Work required: The records should be repeated word for word, pictures excluded.

[Extracted data entries]
○ ○ ○

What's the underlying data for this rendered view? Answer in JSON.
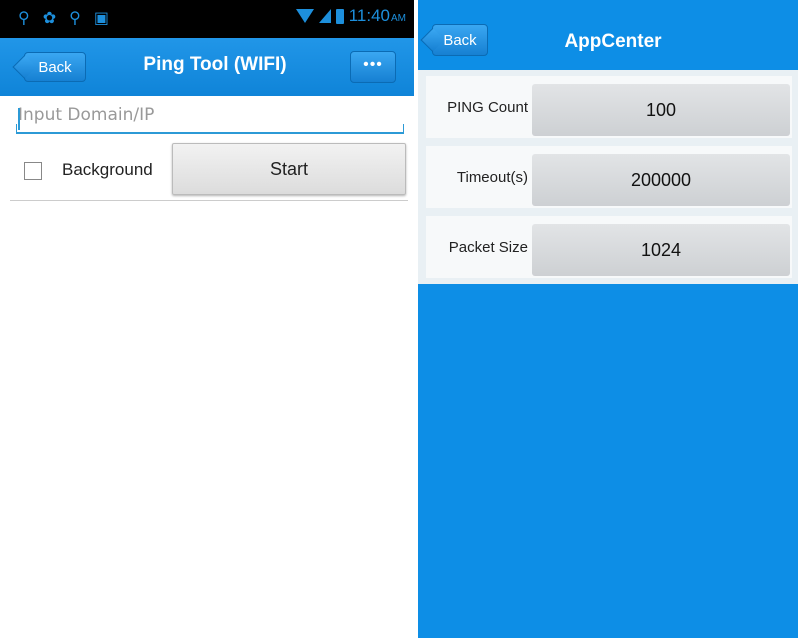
{
  "left": {
    "status": {
      "time": "11:40",
      "ampm": "AM",
      "icons": [
        "usb-icon",
        "settings-notification-icon",
        "usb-icon",
        "image-icon"
      ]
    },
    "navbar": {
      "back_label": "Back",
      "title": "Ping Tool (WIFI)",
      "menu_label": "•••"
    },
    "domain_input": {
      "placeholder": "Input Domain/IP",
      "value": ""
    },
    "background_label": "Background",
    "background_checked": false,
    "start_label": "Start"
  },
  "right": {
    "navbar": {
      "back_label": "Back",
      "title": "AppCenter"
    },
    "settings": [
      {
        "label": "PING Count",
        "value": "100"
      },
      {
        "label": "Timeout(s)",
        "value": "200000"
      },
      {
        "label": "Packet Size",
        "value": "1024"
      }
    ]
  },
  "colors": {
    "accent": "#1a8fe3",
    "background_right": "#0d8ee6",
    "status_bar": "#000000"
  }
}
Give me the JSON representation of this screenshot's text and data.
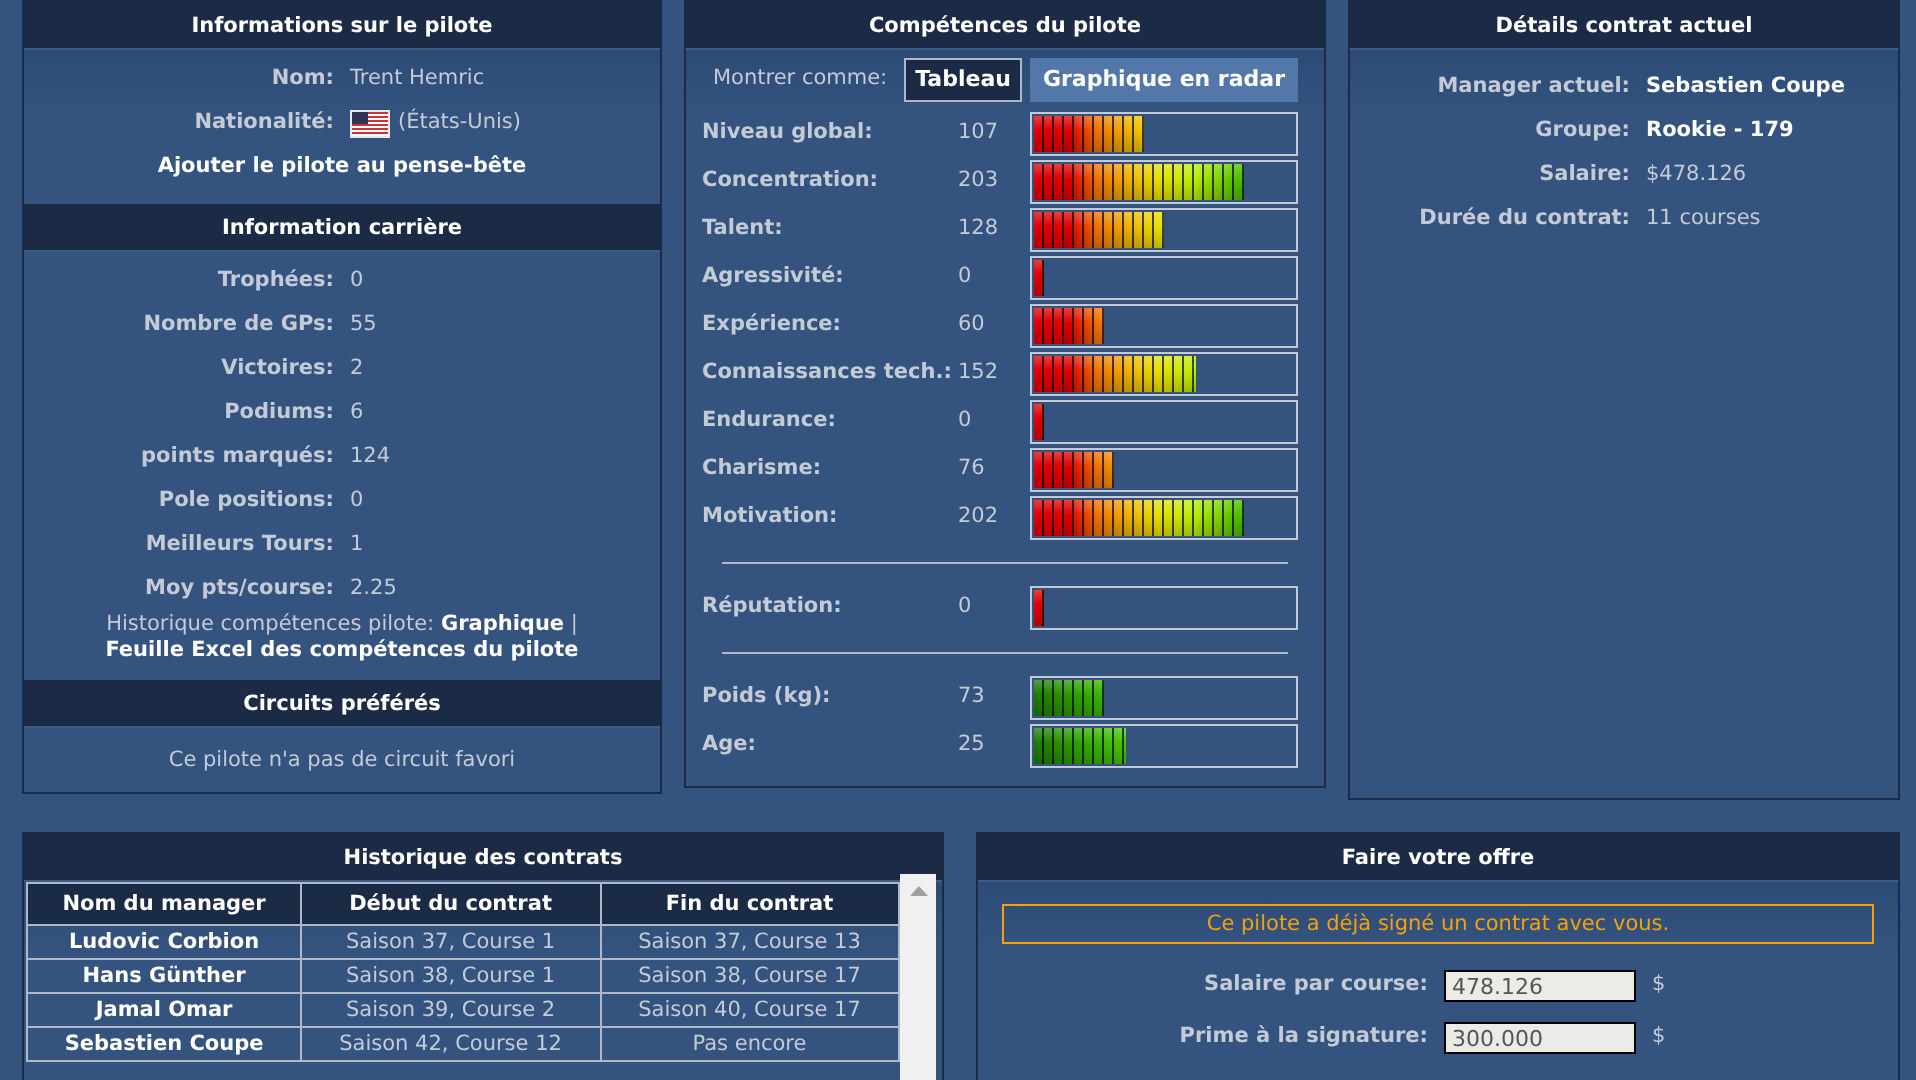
{
  "pilot_info": {
    "title": "Informations sur le pilote",
    "fields": [
      {
        "label": "Nom:",
        "value": "Trent Hemric",
        "kind": "text"
      },
      {
        "label": "Nationalité:",
        "value": "(États-Unis)",
        "kind": "flag"
      }
    ],
    "watchlist_link": "Ajouter le pilote au pense-bête"
  },
  "career": {
    "title": "Information carrière",
    "stats": [
      {
        "label": "Trophées:",
        "value": "0"
      },
      {
        "label": "Nombre de GPs:",
        "value": "55"
      },
      {
        "label": "Victoires:",
        "value": "2"
      },
      {
        "label": "Podiums:",
        "value": "6"
      },
      {
        "label": "points marqués:",
        "value": "124"
      },
      {
        "label": "Pole positions:",
        "value": "0"
      },
      {
        "label": "Meilleurs Tours:",
        "value": "1"
      },
      {
        "label": "Moy pts/course:",
        "value": "2.25"
      }
    ],
    "history_label": "Historique compétences pilote:",
    "links": [
      "Graphique",
      "Feuille Excel des compétences du pilote"
    ],
    "separator": "|"
  },
  "favorite_circuits": {
    "title": "Circuits préférés",
    "message": "Ce pilote n'a pas de circuit favori"
  },
  "skills": {
    "title": "Compétences du pilote",
    "show_as_label": "Montrer comme:",
    "views": [
      {
        "label": "Tableau",
        "selected": true
      },
      {
        "label": "Graphique en radar",
        "selected": false
      }
    ],
    "groups": [
      [
        {
          "label": "Niveau global:",
          "value": "107",
          "level": 0.42,
          "kind": "skill"
        },
        {
          "label": "Concentration:",
          "value": "203",
          "level": 0.81,
          "kind": "skill"
        },
        {
          "label": "Talent:",
          "value": "128",
          "level": 0.5,
          "kind": "skill"
        },
        {
          "label": "Agressivité:",
          "value": "0",
          "level": 0.04,
          "kind": "skill"
        },
        {
          "label": "Expérience:",
          "value": "60",
          "level": 0.27,
          "kind": "skill"
        },
        {
          "label": "Connaissances tech.:",
          "value": "152",
          "level": 0.62,
          "kind": "skill"
        },
        {
          "label": "Endurance:",
          "value": "0",
          "level": 0.04,
          "kind": "skill"
        },
        {
          "label": "Charisme:",
          "value": "76",
          "level": 0.31,
          "kind": "skill"
        },
        {
          "label": "Motivation:",
          "value": "202",
          "level": 0.81,
          "kind": "skill"
        }
      ],
      [
        {
          "label": "Réputation:",
          "value": "0",
          "level": 0.04,
          "kind": "skill"
        }
      ],
      [
        {
          "label": "Poids (kg):",
          "value": "73",
          "level": 0.27,
          "kind": "physical"
        },
        {
          "label": "Age:",
          "value": "25",
          "level": 0.35,
          "kind": "physical"
        }
      ]
    ]
  },
  "contract": {
    "title": "Détails contrat actuel",
    "fields": [
      {
        "label": "Manager actuel:",
        "value": "Sebastien Coupe",
        "emphasis": true
      },
      {
        "label": "Groupe:",
        "value": "Rookie - 179",
        "emphasis": true
      },
      {
        "label": "Salaire:",
        "value": "$478.126",
        "emphasis": false
      },
      {
        "label": "Durée du contrat:",
        "value": "11 courses",
        "emphasis": false
      }
    ]
  },
  "history": {
    "title": "Historique des contrats",
    "columns": [
      "Nom du manager",
      "Début du contrat",
      "Fin du contrat"
    ],
    "rows": [
      [
        "Ludovic Corbion",
        "Saison 37, Course 1",
        "Saison 37, Course 13"
      ],
      [
        "Hans Günther",
        "Saison 38, Course 1",
        "Saison 38, Course 17"
      ],
      [
        "Jamal Omar",
        "Saison 39, Course 2",
        "Saison 40, Course 17"
      ],
      [
        "Sebastien Coupe",
        "Saison 42, Course 12",
        "Pas encore"
      ]
    ]
  },
  "offer": {
    "title": "Faire votre offre",
    "notice": "Ce pilote a déjà signé un contrat avec vous.",
    "fields": [
      {
        "label": "Salaire par course:",
        "value": "478.126",
        "unit": "$"
      },
      {
        "label": "Prime à la signature:",
        "value": "300.000",
        "unit": "$"
      }
    ]
  }
}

○ ○ ○

Solution to this task:
What's the underlying data for this rendered view? Answer in JSON.
{
  "left": {
    "status": {
      "time": "11:40",
      "ampm": "AM",
      "icons": [
        "usb-icon",
        "settings-notification-icon",
        "usb-icon",
        "image-icon"
      ]
    },
    "navbar": {
      "back_label": "Back",
      "title": "Ping Tool (WIFI)",
      "menu_label": "•••"
    },
    "domain_input": {
      "placeholder": "Input Domain/IP",
      "value": ""
    },
    "background_label": "Background",
    "background_checked": false,
    "start_label": "Start"
  },
  "right": {
    "navbar": {
      "back_label": "Back",
      "title": "AppCenter"
    },
    "settings": [
      {
        "label": "PING Count",
        "value": "100"
      },
      {
        "label": "Timeout(s)",
        "value": "200000"
      },
      {
        "label": "Packet Size",
        "value": "1024"
      }
    ]
  },
  "colors": {
    "accent": "#1a8fe3",
    "background_right": "#0d8ee6",
    "status_bar": "#000000"
  }
}
Give me the JSON representation of this screenshot's text and data.
{
  "pilot_info": {
    "title": "Informations sur le pilote",
    "fields": [
      {
        "label": "Nom:",
        "value": "Trent Hemric",
        "kind": "text"
      },
      {
        "label": "Nationalité:",
        "value": "(États-Unis)",
        "kind": "flag"
      }
    ],
    "watchlist_link": "Ajouter le pilote au pense-bête"
  },
  "career": {
    "title": "Information carrière",
    "stats": [
      {
        "label": "Trophées:",
        "value": "0"
      },
      {
        "label": "Nombre de GPs:",
        "value": "55"
      },
      {
        "label": "Victoires:",
        "value": "2"
      },
      {
        "label": "Podiums:",
        "value": "6"
      },
      {
        "label": "points marqués:",
        "value": "124"
      },
      {
        "label": "Pole positions:",
        "value": "0"
      },
      {
        "label": "Meilleurs Tours:",
        "value": "1"
      },
      {
        "label": "Moy pts/course:",
        "value": "2.25"
      }
    ],
    "history_label": "Historique compétences pilote:",
    "links": [
      "Graphique",
      "Feuille Excel des compétences du pilote"
    ],
    "separator": "|"
  },
  "favorite_circuits": {
    "title": "Circuits préférés",
    "message": "Ce pilote n'a pas de circuit favori"
  },
  "skills": {
    "title": "Compétences du pilote",
    "show_as_label": "Montrer comme:",
    "views": [
      {
        "label": "Tableau",
        "selected": true
      },
      {
        "label": "Graphique en radar",
        "selected": false
      }
    ],
    "groups": [
      [
        {
          "label": "Niveau global:",
          "value": "107",
          "level": 0.42,
          "kind": "skill"
        },
        {
          "label": "Concentration:",
          "value": "203",
          "level": 0.81,
          "kind": "skill"
        },
        {
          "label": "Talent:",
          "value": "128",
          "level": 0.5,
          "kind": "skill"
        },
        {
          "label": "Agressivité:",
          "value": "0",
          "level": 0.04,
          "kind": "skill"
        },
        {
          "label": "Expérience:",
          "value": "60",
          "level": 0.27,
          "kind": "skill"
        },
        {
          "label": "Connaissances tech.:",
          "value": "152",
          "level": 0.62,
          "kind": "skill"
        },
        {
          "label": "Endurance:",
          "value": "0",
          "level": 0.04,
          "kind": "skill"
        },
        {
          "label": "Charisme:",
          "value": "76",
          "level": 0.31,
          "kind": "skill"
        },
        {
          "label": "Motivation:",
          "value": "202",
          "level": 0.81,
          "kind": "skill"
        }
      ],
      [
        {
          "label": "Réputation:",
          "value": "0",
          "level": 0.04,
          "kind": "skill"
        }
      ],
      [
        {
          "label": "Poids (kg):",
          "value": "73",
          "level": 0.27,
          "kind": "physical"
        },
        {
          "label": "Age:",
          "value": "25",
          "level": 0.35,
          "kind": "physical"
        }
      ]
    ]
  },
  "contract": {
    "title": "Détails contrat actuel",
    "fields": [
      {
        "label": "Manager actuel:",
        "value": "Sebastien Coupe",
        "emphasis": true
      },
      {
        "label": "Groupe:",
        "value": "Rookie - 179",
        "emphasis": true
      },
      {
        "label": "Salaire:",
        "value": "$478.126",
        "emphasis": false
      },
      {
        "label": "Durée du contrat:",
        "value": "11 courses",
        "emphasis": false
      }
    ]
  },
  "history": {
    "title": "Historique des contrats",
    "columns": [
      "Nom du manager",
      "Début du contrat",
      "Fin du contrat"
    ],
    "rows": [
      [
        "Ludovic Corbion",
        "Saison 37, Course 1",
        "Saison 37, Course 13"
      ],
      [
        "Hans Günther",
        "Saison 38, Course 1",
        "Saison 38, Course 17"
      ],
      [
        "Jamal Omar",
        "Saison 39, Course 2",
        "Saison 40, Course 17"
      ],
      [
        "Sebastien Coupe",
        "Saison 42, Course 12",
        "Pas encore"
      ]
    ]
  },
  "offer": {
    "title": "Faire votre offre",
    "notice": "Ce pilote a déjà signé un contrat avec vous.",
    "fields": [
      {
        "label": "Salaire par course:",
        "value": "478.126",
        "unit": "$"
      },
      {
        "label": "Prime à la signature:",
        "value": "300.000",
        "unit": "$"
      }
    ]
  }
}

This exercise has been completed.